§ **What you are asked to do**:
List the lines of this listing that hold the word "Width".

§ **Supplied entries**:
^^^^
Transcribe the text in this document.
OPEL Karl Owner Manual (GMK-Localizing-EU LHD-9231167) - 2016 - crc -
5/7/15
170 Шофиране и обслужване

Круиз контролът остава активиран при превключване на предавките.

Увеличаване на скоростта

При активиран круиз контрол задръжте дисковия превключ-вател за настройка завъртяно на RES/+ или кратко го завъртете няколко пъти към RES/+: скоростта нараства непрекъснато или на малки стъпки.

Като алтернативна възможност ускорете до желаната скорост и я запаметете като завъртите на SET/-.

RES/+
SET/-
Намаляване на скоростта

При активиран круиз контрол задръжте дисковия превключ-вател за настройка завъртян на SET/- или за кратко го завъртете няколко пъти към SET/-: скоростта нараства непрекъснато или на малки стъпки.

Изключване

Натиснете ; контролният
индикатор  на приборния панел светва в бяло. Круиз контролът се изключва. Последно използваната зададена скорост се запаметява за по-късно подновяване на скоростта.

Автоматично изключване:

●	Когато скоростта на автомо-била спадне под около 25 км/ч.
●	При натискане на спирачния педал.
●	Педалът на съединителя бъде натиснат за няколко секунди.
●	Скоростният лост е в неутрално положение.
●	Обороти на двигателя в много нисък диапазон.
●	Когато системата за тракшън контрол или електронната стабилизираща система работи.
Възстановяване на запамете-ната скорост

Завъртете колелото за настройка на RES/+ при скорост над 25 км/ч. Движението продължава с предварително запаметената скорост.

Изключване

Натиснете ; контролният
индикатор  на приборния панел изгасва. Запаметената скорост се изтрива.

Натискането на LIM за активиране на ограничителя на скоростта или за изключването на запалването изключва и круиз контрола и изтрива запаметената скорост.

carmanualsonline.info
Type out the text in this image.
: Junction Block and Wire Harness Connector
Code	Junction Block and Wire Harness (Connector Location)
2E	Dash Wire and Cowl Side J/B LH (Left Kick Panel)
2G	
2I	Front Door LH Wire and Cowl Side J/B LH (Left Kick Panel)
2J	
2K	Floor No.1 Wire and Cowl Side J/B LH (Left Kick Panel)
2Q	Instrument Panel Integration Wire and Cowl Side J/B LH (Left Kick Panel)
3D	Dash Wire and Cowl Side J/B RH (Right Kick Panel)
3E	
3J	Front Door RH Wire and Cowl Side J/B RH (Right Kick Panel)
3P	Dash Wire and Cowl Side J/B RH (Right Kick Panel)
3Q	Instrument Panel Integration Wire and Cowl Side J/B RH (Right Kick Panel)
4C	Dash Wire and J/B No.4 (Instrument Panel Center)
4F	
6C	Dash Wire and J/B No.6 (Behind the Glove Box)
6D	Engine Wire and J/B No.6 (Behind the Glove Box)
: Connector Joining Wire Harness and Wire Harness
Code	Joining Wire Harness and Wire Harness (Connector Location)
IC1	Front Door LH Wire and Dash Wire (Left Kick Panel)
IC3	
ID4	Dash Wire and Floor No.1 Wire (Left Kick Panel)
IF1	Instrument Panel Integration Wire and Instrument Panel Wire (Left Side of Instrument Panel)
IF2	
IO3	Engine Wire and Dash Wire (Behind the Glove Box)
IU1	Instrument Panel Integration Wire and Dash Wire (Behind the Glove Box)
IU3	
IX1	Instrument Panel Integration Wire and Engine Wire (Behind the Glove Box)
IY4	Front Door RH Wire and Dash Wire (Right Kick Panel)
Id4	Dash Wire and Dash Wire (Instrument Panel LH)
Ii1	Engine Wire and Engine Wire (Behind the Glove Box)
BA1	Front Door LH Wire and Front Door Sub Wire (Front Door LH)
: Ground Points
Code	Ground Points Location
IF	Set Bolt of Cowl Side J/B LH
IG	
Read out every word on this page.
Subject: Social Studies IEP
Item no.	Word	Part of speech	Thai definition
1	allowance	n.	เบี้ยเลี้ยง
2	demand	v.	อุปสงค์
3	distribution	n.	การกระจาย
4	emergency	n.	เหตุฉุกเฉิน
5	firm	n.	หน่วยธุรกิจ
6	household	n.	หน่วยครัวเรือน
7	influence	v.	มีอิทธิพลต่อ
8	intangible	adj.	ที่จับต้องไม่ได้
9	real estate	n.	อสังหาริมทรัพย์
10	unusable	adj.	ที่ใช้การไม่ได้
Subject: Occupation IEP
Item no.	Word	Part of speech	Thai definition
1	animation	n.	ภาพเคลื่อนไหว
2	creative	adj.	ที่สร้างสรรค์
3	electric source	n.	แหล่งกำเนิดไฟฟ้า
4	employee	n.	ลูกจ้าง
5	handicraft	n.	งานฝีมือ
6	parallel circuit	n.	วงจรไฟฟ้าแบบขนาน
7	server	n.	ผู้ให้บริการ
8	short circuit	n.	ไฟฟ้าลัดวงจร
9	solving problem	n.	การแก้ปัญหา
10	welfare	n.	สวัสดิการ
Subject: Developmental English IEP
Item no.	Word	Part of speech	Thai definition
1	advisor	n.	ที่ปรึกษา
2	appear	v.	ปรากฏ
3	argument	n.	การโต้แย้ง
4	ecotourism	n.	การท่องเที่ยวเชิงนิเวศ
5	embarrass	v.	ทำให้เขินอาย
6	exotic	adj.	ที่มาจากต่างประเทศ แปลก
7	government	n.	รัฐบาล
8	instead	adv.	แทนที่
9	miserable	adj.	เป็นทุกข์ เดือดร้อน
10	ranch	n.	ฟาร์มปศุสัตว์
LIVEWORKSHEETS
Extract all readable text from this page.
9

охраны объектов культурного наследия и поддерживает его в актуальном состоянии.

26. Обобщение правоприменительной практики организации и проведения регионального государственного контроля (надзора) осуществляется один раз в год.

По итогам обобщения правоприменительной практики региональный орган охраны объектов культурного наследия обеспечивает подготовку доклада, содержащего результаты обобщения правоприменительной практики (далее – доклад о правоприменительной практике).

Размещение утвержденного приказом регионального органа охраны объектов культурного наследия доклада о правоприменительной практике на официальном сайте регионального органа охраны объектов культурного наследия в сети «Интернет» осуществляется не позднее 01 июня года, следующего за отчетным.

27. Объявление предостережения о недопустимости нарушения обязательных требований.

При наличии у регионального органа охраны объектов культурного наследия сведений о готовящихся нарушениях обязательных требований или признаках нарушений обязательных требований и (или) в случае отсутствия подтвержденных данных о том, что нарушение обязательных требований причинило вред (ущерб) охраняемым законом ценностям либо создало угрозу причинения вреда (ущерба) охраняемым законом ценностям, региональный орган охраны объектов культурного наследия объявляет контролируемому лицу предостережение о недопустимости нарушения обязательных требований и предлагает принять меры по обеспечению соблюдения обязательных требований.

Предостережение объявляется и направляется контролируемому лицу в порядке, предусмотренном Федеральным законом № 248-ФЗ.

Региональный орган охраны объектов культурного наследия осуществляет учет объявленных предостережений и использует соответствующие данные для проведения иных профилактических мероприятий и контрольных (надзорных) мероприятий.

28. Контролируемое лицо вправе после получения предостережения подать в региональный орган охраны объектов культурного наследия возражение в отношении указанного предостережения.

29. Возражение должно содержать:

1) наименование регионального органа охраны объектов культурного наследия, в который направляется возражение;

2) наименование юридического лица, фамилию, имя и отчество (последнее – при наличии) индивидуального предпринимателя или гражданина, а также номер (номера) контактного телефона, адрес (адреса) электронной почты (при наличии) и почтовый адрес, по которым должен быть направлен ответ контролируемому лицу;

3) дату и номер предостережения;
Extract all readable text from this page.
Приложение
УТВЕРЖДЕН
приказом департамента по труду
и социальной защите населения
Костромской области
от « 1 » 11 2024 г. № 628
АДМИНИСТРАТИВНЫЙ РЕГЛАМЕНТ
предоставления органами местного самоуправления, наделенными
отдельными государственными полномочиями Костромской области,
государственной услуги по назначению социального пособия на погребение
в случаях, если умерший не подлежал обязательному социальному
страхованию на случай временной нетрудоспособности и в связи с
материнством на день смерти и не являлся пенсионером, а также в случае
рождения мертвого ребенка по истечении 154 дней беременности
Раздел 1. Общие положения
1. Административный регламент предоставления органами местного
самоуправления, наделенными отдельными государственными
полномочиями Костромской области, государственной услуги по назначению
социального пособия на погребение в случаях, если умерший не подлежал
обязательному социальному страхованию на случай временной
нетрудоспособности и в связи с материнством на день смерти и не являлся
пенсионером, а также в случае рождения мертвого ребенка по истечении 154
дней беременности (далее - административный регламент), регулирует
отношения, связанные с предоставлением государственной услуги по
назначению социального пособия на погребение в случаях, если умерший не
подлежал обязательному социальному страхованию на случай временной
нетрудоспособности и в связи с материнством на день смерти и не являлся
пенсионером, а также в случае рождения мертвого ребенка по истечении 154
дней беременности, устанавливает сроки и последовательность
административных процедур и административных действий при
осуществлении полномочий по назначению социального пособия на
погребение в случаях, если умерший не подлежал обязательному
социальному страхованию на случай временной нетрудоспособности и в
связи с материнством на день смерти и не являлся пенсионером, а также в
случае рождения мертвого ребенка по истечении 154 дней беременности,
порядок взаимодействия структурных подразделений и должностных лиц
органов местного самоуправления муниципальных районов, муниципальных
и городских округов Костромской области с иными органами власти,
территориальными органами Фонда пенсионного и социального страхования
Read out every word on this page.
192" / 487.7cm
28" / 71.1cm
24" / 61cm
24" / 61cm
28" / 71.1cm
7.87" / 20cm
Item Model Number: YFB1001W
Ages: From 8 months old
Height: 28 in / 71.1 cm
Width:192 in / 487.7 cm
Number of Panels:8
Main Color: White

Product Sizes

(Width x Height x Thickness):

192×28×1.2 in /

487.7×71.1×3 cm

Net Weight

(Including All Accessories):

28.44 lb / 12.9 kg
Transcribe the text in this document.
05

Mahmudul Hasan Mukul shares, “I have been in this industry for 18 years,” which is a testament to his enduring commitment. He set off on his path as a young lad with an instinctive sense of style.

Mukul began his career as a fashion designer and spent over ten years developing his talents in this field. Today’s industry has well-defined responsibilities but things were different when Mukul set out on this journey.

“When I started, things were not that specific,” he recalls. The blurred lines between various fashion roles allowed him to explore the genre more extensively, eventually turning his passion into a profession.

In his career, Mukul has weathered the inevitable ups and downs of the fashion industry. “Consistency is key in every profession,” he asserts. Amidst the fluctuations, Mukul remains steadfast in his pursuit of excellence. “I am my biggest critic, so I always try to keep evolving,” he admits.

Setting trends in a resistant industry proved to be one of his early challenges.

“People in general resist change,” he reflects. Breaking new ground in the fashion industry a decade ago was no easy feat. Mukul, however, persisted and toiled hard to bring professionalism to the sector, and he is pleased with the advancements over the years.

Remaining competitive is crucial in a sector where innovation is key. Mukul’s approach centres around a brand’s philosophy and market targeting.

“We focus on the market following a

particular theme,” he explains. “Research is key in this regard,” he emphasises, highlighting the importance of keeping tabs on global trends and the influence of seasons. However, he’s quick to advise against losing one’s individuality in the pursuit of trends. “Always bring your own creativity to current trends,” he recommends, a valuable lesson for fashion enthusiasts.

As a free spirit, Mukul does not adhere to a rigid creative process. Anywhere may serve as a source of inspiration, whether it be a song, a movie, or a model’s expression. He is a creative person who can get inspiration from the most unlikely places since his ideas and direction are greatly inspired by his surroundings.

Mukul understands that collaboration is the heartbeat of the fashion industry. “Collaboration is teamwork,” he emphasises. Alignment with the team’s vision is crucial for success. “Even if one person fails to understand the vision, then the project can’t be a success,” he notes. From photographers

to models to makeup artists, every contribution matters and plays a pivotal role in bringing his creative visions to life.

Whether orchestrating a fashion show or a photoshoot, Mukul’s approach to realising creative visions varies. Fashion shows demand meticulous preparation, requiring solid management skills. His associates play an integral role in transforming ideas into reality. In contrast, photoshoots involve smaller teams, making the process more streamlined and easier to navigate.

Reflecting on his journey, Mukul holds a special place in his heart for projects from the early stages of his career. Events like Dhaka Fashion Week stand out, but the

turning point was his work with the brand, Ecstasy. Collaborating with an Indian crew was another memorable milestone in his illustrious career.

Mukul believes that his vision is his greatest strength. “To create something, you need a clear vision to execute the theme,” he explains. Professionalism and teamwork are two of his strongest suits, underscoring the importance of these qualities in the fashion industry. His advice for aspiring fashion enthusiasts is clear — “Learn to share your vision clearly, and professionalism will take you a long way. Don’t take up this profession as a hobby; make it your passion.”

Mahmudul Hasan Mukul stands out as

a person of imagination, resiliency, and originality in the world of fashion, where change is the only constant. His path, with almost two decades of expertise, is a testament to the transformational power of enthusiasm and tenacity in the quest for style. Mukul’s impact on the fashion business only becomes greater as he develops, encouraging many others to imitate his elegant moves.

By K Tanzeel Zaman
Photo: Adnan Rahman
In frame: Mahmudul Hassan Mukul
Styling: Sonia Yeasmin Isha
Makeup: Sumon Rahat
^^^^
§ **Task result**:
Width:192 in / 487.7 cm
(Width x Height x Thickness):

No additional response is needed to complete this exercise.